## Exercise description
Write out the whole listing again, exactly as given.

_ _ _ _ _

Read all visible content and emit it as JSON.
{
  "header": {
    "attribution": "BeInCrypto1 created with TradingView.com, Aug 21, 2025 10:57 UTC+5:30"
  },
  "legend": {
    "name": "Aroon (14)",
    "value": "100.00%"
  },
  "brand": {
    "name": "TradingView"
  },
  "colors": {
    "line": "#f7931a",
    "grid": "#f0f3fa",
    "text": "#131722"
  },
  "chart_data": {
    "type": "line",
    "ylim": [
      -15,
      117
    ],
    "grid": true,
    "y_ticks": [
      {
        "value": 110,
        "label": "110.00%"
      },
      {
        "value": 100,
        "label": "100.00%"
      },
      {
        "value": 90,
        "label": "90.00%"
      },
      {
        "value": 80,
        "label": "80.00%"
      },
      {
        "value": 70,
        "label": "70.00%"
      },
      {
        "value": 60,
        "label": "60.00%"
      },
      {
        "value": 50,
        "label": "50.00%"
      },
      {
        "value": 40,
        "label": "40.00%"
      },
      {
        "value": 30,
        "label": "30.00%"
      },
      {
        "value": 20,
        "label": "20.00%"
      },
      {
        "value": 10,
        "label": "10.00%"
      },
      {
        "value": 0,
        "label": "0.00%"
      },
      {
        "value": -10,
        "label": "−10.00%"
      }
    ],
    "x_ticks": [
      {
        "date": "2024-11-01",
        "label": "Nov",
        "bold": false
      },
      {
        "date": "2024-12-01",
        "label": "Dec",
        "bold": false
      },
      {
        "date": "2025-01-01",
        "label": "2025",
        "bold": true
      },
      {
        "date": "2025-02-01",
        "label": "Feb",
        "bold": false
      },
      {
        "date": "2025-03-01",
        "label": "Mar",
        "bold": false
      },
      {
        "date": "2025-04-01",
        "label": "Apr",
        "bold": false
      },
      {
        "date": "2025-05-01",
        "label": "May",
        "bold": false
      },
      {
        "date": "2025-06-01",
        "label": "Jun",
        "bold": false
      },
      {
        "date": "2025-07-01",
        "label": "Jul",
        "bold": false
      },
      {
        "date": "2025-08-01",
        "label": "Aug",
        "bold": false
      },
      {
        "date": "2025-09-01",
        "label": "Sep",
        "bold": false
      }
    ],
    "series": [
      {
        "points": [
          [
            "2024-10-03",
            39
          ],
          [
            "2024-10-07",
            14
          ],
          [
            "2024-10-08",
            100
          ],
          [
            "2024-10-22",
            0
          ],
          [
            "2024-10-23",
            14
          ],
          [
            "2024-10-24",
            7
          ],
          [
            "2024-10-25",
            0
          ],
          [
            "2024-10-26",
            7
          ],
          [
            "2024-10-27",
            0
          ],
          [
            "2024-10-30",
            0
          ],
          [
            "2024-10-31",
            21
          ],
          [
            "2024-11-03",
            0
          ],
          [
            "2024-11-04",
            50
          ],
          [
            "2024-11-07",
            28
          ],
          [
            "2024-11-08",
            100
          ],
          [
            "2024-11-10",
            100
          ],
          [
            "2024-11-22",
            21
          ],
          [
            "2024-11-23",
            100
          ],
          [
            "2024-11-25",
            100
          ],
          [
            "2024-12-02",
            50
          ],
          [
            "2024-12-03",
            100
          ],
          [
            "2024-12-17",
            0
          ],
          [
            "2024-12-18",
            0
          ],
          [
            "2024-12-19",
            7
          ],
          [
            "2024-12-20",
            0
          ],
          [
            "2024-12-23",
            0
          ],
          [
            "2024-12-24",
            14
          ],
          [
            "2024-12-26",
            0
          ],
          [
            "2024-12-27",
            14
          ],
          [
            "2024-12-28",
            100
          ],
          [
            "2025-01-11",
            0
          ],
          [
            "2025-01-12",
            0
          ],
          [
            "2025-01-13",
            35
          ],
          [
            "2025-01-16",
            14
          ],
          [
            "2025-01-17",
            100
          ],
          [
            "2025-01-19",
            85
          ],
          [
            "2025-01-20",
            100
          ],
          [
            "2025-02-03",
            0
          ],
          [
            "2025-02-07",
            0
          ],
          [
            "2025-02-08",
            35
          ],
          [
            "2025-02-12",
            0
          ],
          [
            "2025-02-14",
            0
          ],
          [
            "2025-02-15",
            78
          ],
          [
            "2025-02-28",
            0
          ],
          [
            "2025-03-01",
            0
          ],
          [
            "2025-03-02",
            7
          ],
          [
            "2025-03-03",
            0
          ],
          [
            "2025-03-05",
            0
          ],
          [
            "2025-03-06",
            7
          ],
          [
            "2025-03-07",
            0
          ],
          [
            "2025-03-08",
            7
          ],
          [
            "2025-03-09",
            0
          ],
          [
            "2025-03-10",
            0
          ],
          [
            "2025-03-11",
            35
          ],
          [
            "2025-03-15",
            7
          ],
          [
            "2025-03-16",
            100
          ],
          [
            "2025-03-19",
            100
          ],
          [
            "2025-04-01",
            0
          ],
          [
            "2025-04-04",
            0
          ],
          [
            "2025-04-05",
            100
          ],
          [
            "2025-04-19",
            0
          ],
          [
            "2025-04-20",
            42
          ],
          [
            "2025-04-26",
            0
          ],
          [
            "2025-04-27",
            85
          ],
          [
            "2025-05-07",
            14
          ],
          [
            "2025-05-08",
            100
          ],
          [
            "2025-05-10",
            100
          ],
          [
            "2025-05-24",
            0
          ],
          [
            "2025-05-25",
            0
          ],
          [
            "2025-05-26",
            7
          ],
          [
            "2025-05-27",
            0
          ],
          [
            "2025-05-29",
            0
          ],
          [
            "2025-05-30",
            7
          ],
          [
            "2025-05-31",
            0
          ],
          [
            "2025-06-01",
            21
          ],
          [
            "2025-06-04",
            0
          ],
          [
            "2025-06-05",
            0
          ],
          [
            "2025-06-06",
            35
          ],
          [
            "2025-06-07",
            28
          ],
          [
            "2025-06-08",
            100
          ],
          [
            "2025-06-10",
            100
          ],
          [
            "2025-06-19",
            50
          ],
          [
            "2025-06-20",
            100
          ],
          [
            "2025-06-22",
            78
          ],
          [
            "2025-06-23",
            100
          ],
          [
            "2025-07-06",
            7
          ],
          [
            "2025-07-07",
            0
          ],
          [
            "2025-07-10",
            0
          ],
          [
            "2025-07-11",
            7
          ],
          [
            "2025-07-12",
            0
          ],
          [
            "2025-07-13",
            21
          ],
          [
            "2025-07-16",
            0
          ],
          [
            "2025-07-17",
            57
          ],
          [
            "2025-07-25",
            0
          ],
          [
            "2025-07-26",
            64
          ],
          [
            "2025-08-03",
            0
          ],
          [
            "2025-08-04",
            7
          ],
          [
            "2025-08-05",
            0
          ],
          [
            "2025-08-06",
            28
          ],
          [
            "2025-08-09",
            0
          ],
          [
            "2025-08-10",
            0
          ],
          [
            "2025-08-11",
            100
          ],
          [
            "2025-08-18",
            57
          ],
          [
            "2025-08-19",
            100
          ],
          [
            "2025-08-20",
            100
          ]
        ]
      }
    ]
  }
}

_ _ _ _ _

## Solution to this task
Read all visible content and emit it as JSON.
{
  "header": {
    "attribution": "BeInCrypto1 created with TradingView.com, Aug 21, 2025 10:57 UTC+5:30"
  },
  "legend": {
    "name": "Aroon (14)",
    "value": "100.00%"
  },
  "brand": {
    "name": "TradingView"
  },
  "colors": {
    "line": "#f7931a",
    "grid": "#f0f3fa",
    "text": "#131722"
  },
  "chart_data": {
    "type": "line",
    "ylim": [
      -15,
      117
    ],
    "grid": true,
    "y_ticks": [
      {
        "value": 110,
        "label": "110.00%"
      },
      {
        "value": 100,
        "label": "100.00%"
      },
      {
        "value": 90,
        "label": "90.00%"
      },
      {
        "value": 80,
        "label": "80.00%"
      },
      {
        "value": 70,
        "label": "70.00%"
      },
      {
        "value": 60,
        "label": "60.00%"
      },
      {
        "value": 50,
        "label": "50.00%"
      },
      {
        "value": 40,
        "label": "40.00%"
      },
      {
        "value": 30,
        "label": "30.00%"
      },
      {
        "value": 20,
        "label": "20.00%"
      },
      {
        "value": 10,
        "label": "10.00%"
      },
      {
        "value": 0,
        "label": "0.00%"
      },
      {
        "value": -10,
        "label": "−10.00%"
      }
    ],
    "x_ticks": [
      {
        "date": "2024-11-01",
        "label": "Nov",
        "bold": false
      },
      {
        "date": "2024-12-01",
        "label": "Dec",
        "bold": false
      },
      {
        "date": "2025-01-01",
        "label": "2025",
        "bold": true
      },
      {
        "date": "2025-02-01",
        "label": "Feb",
        "bold": false
      },
      {
        "date": "2025-03-01",
        "label": "Mar",
        "bold": false
      },
      {
        "date": "2025-04-01",
        "label": "Apr",
        "bold": false
      },
      {
        "date": "2025-05-01",
        "label": "May",
        "bold": false
      },
      {
        "date": "2025-06-01",
        "label": "Jun",
        "bold": false
      },
      {
        "date": "2025-07-01",
        "label": "Jul",
        "bold": false
      },
      {
        "date": "2025-08-01",
        "label": "Aug",
        "bold": false
      },
      {
        "date": "2025-09-01",
        "label": "Sep",
        "bold": false
      }
    ],
    "series": [
      {
        "points": [
          [
            "2024-10-03",
            39
          ],
          [
            "2024-10-07",
            14
          ],
          [
            "2024-10-08",
            100
          ],
          [
            "2024-10-22",
            0
          ],
          [
            "2024-10-23",
            14
          ],
          [
            "2024-10-24",
            7
          ],
          [
            "2024-10-25",
            0
          ],
          [
            "2024-10-26",
            7
          ],
          [
            "2024-10-27",
            0
          ],
          [
            "2024-10-30",
            0
          ],
          [
            "2024-10-31",
            21
          ],
          [
            "2024-11-03",
            0
          ],
          [
            "2024-11-04",
            50
          ],
          [
            "2024-11-07",
            28
          ],
          [
            "2024-11-08",
            100
          ],
          [
            "2024-11-10",
            100
          ],
          [
            "2024-11-22",
            21
          ],
          [
            "2024-11-23",
            100
          ],
          [
            "2024-11-25",
            100
          ],
          [
            "2024-12-02",
            50
          ],
          [
            "2024-12-03",
            100
          ],
          [
            "2024-12-17",
            0
          ],
          [
            "2024-12-18",
            0
          ],
          [
            "2024-12-19",
            7
          ],
          [
            "2024-12-20",
            0
          ],
          [
            "2024-12-23",
            0
          ],
          [
            "2024-12-24",
            14
          ],
          [
            "2024-12-26",
            0
          ],
          [
            "2024-12-27",
            14
          ],
          [
            "2024-12-28",
            100
          ],
          [
            "2025-01-11",
            0
          ],
          [
            "2025-01-12",
            0
          ],
          [
            "2025-01-13",
            35
          ],
          [
            "2025-01-16",
            14
          ],
          [
            "2025-01-17",
            100
          ],
          [
            "2025-01-19",
            85
          ],
          [
            "2025-01-20",
            100
          ],
          [
            "2025-02-03",
            0
          ],
          [
            "2025-02-07",
            0
          ],
          [
            "2025-02-08",
            35
          ],
          [
            "2025-02-12",
            0
          ],
          [
            "2025-02-14",
            0
          ],
          [
            "2025-02-15",
            78
          ],
          [
            "2025-02-28",
            0
          ],
          [
            "2025-03-01",
            0
          ],
          [
            "2025-03-02",
            7
          ],
          [
            "2025-03-03",
            0
          ],
          [
            "2025-03-05",
            0
          ],
          [
            "2025-03-06",
            7
          ],
          [
            "2025-03-07",
            0
          ],
          [
            "2025-03-08",
            7
          ],
          [
            "2025-03-09",
            0
          ],
          [
            "2025-03-10",
            0
          ],
          [
            "2025-03-11",
            35
          ],
          [
            "2025-03-15",
            7
          ],
          [
            "2025-03-16",
            100
          ],
          [
            "2025-03-19",
            100
          ],
          [
            "2025-04-01",
            0
          ],
          [
            "2025-04-04",
            0
          ],
          [
            "2025-04-05",
            100
          ],
          [
            "2025-04-19",
            0
          ],
          [
            "2025-04-20",
            42
          ],
          [
            "2025-04-26",
            0
          ],
          [
            "2025-04-27",
            85
          ],
          [
            "2025-05-07",
            14
          ],
          [
            "2025-05-08",
            100
          ],
          [
            "2025-05-10",
            100
          ],
          [
            "2025-05-24",
            0
          ],
          [
            "2025-05-25",
            0
          ],
          [
            "2025-05-26",
            7
          ],
          [
            "2025-05-27",
            0
          ],
          [
            "2025-05-29",
            0
          ],
          [
            "2025-05-30",
            7
          ],
          [
            "2025-05-31",
            0
          ],
          [
            "2025-06-01",
            21
          ],
          [
            "2025-06-04",
            0
          ],
          [
            "2025-06-05",
            0
          ],
          [
            "2025-06-06",
            35
          ],
          [
            "2025-06-07",
            28
          ],
          [
            "2025-06-08",
            100
          ],
          [
            "2025-06-10",
            100
          ],
          [
            "2025-06-19",
            50
          ],
          [
            "2025-06-20",
            100
          ],
          [
            "2025-06-22",
            78
          ],
          [
            "2025-06-23",
            100
          ],
          [
            "2025-07-06",
            7
          ],
          [
            "2025-07-07",
            0
          ],
          [
            "2025-07-10",
            0
          ],
          [
            "2025-07-11",
            7
          ],
          [
            "2025-07-12",
            0
          ],
          [
            "2025-07-13",
            21
          ],
          [
            "2025-07-16",
            0
          ],
          [
            "2025-07-17",
            57
          ],
          [
            "2025-07-25",
            0
          ],
          [
            "2025-07-26",
            64
          ],
          [
            "2025-08-03",
            0
          ],
          [
            "2025-08-04",
            7
          ],
          [
            "2025-08-05",
            0
          ],
          [
            "2025-08-06",
            28
          ],
          [
            "2025-08-09",
            0
          ],
          [
            "2025-08-10",
            0
          ],
          [
            "2025-08-11",
            100
          ],
          [
            "2025-08-18",
            57
          ],
          [
            "2025-08-19",
            100
          ],
          [
            "2025-08-20",
            100
          ]
        ]
      }
    ]
  }
}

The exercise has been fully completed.